▸ Work required: Change every "table-row" in the lines below to "grid-row", leaving everything else unchanged.
--------------------------------
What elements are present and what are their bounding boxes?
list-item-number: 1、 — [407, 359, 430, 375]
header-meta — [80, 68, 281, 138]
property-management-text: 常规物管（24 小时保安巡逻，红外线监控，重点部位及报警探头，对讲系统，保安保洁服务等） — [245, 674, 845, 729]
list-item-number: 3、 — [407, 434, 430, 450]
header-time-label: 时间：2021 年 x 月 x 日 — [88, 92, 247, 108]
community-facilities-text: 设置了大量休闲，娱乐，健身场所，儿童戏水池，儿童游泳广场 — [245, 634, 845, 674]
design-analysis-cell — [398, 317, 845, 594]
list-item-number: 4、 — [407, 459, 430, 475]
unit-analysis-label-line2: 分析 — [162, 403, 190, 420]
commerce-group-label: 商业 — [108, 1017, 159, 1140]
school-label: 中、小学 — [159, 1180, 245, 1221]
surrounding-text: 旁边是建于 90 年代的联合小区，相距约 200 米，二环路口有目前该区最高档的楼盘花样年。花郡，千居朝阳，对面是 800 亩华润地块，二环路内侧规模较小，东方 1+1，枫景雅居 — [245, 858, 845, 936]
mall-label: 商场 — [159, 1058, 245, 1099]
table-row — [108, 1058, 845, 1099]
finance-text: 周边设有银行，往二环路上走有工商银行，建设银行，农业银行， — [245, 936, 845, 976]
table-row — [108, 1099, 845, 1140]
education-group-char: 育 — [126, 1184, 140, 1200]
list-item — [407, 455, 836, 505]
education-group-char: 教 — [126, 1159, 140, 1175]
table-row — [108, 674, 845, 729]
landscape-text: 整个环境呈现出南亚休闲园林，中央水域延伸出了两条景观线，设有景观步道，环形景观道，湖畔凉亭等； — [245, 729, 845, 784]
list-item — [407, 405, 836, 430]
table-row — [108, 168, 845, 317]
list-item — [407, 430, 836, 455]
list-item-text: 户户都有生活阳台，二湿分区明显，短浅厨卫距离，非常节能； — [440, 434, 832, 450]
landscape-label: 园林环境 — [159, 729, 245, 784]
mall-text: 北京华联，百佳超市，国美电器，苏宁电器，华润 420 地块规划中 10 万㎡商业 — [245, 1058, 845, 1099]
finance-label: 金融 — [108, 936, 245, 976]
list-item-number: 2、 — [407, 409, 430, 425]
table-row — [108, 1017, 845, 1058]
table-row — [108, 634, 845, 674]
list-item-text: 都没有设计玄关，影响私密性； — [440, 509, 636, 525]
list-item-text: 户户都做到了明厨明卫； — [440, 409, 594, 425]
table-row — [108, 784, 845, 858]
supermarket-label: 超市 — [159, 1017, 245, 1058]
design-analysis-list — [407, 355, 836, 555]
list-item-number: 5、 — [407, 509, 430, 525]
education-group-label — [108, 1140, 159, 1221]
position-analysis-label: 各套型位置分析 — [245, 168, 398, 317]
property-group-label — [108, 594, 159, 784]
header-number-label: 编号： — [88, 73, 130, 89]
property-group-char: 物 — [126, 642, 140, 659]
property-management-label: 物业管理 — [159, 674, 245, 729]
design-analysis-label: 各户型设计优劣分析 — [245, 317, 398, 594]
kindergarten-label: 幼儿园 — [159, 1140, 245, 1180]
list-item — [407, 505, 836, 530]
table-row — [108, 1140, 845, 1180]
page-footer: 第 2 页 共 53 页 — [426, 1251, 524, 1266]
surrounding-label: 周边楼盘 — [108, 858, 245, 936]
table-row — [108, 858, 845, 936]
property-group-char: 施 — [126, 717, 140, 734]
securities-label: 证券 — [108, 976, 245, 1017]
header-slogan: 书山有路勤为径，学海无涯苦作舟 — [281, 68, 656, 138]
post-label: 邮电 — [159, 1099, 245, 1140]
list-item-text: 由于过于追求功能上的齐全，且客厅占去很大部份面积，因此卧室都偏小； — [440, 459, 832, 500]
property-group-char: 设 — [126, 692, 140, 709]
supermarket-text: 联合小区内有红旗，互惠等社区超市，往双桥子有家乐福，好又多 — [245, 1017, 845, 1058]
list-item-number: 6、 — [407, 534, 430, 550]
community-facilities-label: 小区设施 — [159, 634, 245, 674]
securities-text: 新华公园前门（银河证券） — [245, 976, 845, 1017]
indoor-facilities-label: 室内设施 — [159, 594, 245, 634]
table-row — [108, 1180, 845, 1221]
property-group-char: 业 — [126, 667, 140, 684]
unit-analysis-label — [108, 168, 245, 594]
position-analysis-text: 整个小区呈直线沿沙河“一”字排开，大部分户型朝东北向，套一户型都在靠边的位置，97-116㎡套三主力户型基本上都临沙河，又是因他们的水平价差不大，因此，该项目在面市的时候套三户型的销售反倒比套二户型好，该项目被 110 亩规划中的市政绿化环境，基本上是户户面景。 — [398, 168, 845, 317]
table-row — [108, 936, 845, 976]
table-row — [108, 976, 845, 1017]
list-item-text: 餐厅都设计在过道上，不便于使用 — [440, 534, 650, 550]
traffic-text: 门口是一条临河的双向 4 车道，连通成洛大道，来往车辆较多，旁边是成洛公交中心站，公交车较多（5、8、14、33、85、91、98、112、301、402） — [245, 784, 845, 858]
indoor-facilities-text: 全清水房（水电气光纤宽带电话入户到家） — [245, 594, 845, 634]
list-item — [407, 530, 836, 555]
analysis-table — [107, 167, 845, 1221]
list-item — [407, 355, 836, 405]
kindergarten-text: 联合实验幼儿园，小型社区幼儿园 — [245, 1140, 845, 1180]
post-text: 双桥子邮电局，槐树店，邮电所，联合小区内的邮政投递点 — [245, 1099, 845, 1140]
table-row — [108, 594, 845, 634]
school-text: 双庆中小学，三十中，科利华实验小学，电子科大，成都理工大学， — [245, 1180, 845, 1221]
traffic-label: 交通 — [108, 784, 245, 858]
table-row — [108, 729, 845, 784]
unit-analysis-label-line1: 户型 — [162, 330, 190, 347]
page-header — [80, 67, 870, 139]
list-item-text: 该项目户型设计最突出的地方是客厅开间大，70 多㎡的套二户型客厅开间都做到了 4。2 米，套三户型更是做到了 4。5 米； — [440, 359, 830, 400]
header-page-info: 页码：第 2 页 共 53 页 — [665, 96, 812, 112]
--------------------------------
▸ Reply to the task:
What elements are present and what are their bounding boxes?
list-item-number: 1、 — [407, 359, 430, 375]
header-meta — [80, 68, 281, 138]
property-management-text: 常规物管（24 小时保安巡逻，红外线监控，重点部位及报警探头，对讲系统，保安保洁服务等） — [245, 674, 845, 729]
list-item-number: 3、 — [407, 434, 430, 450]
header-time-label: 时间：2021 年 x 月 x 日 — [88, 92, 247, 108]
community-facilities-text: 设置了大量休闲，娱乐，健身场所，儿童戏水池，儿童游泳广场 — [245, 634, 845, 674]
design-analysis-cell — [398, 317, 845, 594]
list-item-number: 4、 — [407, 459, 430, 475]
unit-analysis-label-line2: 分析 — [162, 403, 190, 420]
commerce-group-label: 商业 — [108, 1017, 159, 1140]
school-label: 中、小学 — [159, 1180, 245, 1221]
surrounding-text: 旁边是建于 90 年代的联合小区，相距约 200 米，二环路口有目前该区最高档的楼盘花样年。花郡，千居朝阳，对面是 800 亩华润地块，二环路内侧规模较小，东方 1+1，枫景雅居 — [245, 858, 845, 936]
mall-label: 商场 — [159, 1058, 245, 1099]
grid-row — [108, 1058, 845, 1099]
finance-text: 周边设有银行，往二环路上走有工商银行，建设银行，农业银行， — [245, 936, 845, 976]
grid-row — [108, 1099, 845, 1140]
education-group-char: 育 — [126, 1184, 140, 1200]
list-item — [407, 455, 836, 505]
education-group-char: 教 — [126, 1159, 140, 1175]
grid-row — [108, 674, 845, 729]
landscape-text: 整个环境呈现出南亚休闲园林，中央水域延伸出了两条景观线，设有景观步道，环形景观道，湖畔凉亭等； — [245, 729, 845, 784]
list-item — [407, 405, 836, 430]
grid-row — [108, 168, 845, 317]
list-item — [407, 430, 836, 455]
list-item-text: 户户都有生活阳台，二湿分区明显，短浅厨卫距离，非常节能； — [440, 434, 832, 450]
landscape-label: 园林环境 — [159, 729, 245, 784]
mall-text: 北京华联，百佳超市，国美电器，苏宁电器，华润 420 地块规划中 10 万㎡商业 — [245, 1058, 845, 1099]
finance-label: 金融 — [108, 936, 245, 976]
list-item-number: 2、 — [407, 409, 430, 425]
grid-row — [108, 1017, 845, 1058]
grid-row — [108, 634, 845, 674]
list-item-text: 都没有设计玄关，影响私密性； — [440, 509, 636, 525]
list-item-text: 户户都做到了明厨明卫； — [440, 409, 594, 425]
grid-row — [108, 784, 845, 858]
supermarket-label: 超市 — [159, 1017, 245, 1058]
design-analysis-list — [407, 355, 836, 555]
list-item-number: 5、 — [407, 509, 430, 525]
education-group-label — [108, 1140, 159, 1221]
position-analysis-label: 各套型位置分析 — [245, 168, 398, 317]
property-group-label — [108, 594, 159, 784]
header-number-label: 编号： — [88, 73, 130, 89]
property-group-char: 物 — [126, 642, 140, 659]
property-management-label: 物业管理 — [159, 674, 245, 729]
design-analysis-label: 各户型设计优劣分析 — [245, 317, 398, 594]
kindergarten-label: 幼儿园 — [159, 1140, 245, 1180]
list-item — [407, 505, 836, 530]
grid-row — [108, 1140, 845, 1180]
page-footer: 第 2 页 共 53 页 — [426, 1251, 524, 1266]
surrounding-label: 周边楼盘 — [108, 858, 245, 936]
grid-row — [108, 858, 845, 936]
property-group-char: 施 — [126, 717, 140, 734]
securities-label: 证券 — [108, 976, 245, 1017]
header-slogan: 书山有路勤为径，学海无涯苦作舟 — [281, 68, 656, 138]
post-label: 邮电 — [159, 1099, 245, 1140]
list-item-text: 由于过于追求功能上的齐全，且客厅占去很大部份面积，因此卧室都偏小； — [440, 459, 832, 500]
property-group-char: 设 — [126, 692, 140, 709]
supermarket-text: 联合小区内有红旗，互惠等社区超市，往双桥子有家乐福，好又多 — [245, 1017, 845, 1058]
list-item-number: 6、 — [407, 534, 430, 550]
community-facilities-label: 小区设施 — [159, 634, 245, 674]
securities-text: 新华公园前门（银河证券） — [245, 976, 845, 1017]
indoor-facilities-label: 室内设施 — [159, 594, 245, 634]
grid-row — [108, 1180, 845, 1221]
property-group-char: 业 — [126, 667, 140, 684]
unit-analysis-label — [108, 168, 245, 594]
position-analysis-text: 整个小区呈直线沿沙河“一”字排开，大部分户型朝东北向，套一户型都在靠边的位置，97-116㎡套三主力户型基本上都临沙河，又是因他们的水平价差不大，因此，该项目在面市的时候套三户型的销售反倒比套二户型好，该项目被 110 亩规划中的市政绿化环境，基本上是户户面景。 — [398, 168, 845, 317]
grid-row — [108, 936, 845, 976]
grid-row — [108, 976, 845, 1017]
list-item-text: 餐厅都设计在过道上，不便于使用 — [440, 534, 650, 550]
traffic-text: 门口是一条临河的双向 4 车道，连通成洛大道，来往车辆较多，旁边是成洛公交中心站，公交车较多（5、8、14、33、85、91、98、112、301、402） — [245, 784, 845, 858]
indoor-facilities-text: 全清水房（水电气光纤宽带电话入户到家） — [245, 594, 845, 634]
list-item — [407, 530, 836, 555]
analysis-table — [107, 167, 845, 1221]
list-item — [407, 355, 836, 405]
kindergarten-text: 联合实验幼儿园，小型社区幼儿园 — [245, 1140, 845, 1180]
post-text: 双桥子邮电局，槐树店，邮电所，联合小区内的邮政投递点 — [245, 1099, 845, 1140]
grid-row — [108, 594, 845, 634]
school-text: 双庆中小学，三十中，科利华实验小学，电子科大，成都理工大学， — [245, 1180, 845, 1221]
traffic-label: 交通 — [108, 784, 245, 858]
grid-row — [108, 729, 845, 784]
unit-analysis-label-line1: 户型 — [162, 330, 190, 347]
page-header — [80, 67, 870, 139]
list-item-text: 该项目户型设计最突出的地方是客厅开间大，70 多㎡的套二户型客厅开间都做到了 4。2 米，套三户型更是做到了 4。5 米； — [440, 359, 830, 400]
header-page-info: 页码：第 2 页 共 53 页 — [665, 96, 812, 112]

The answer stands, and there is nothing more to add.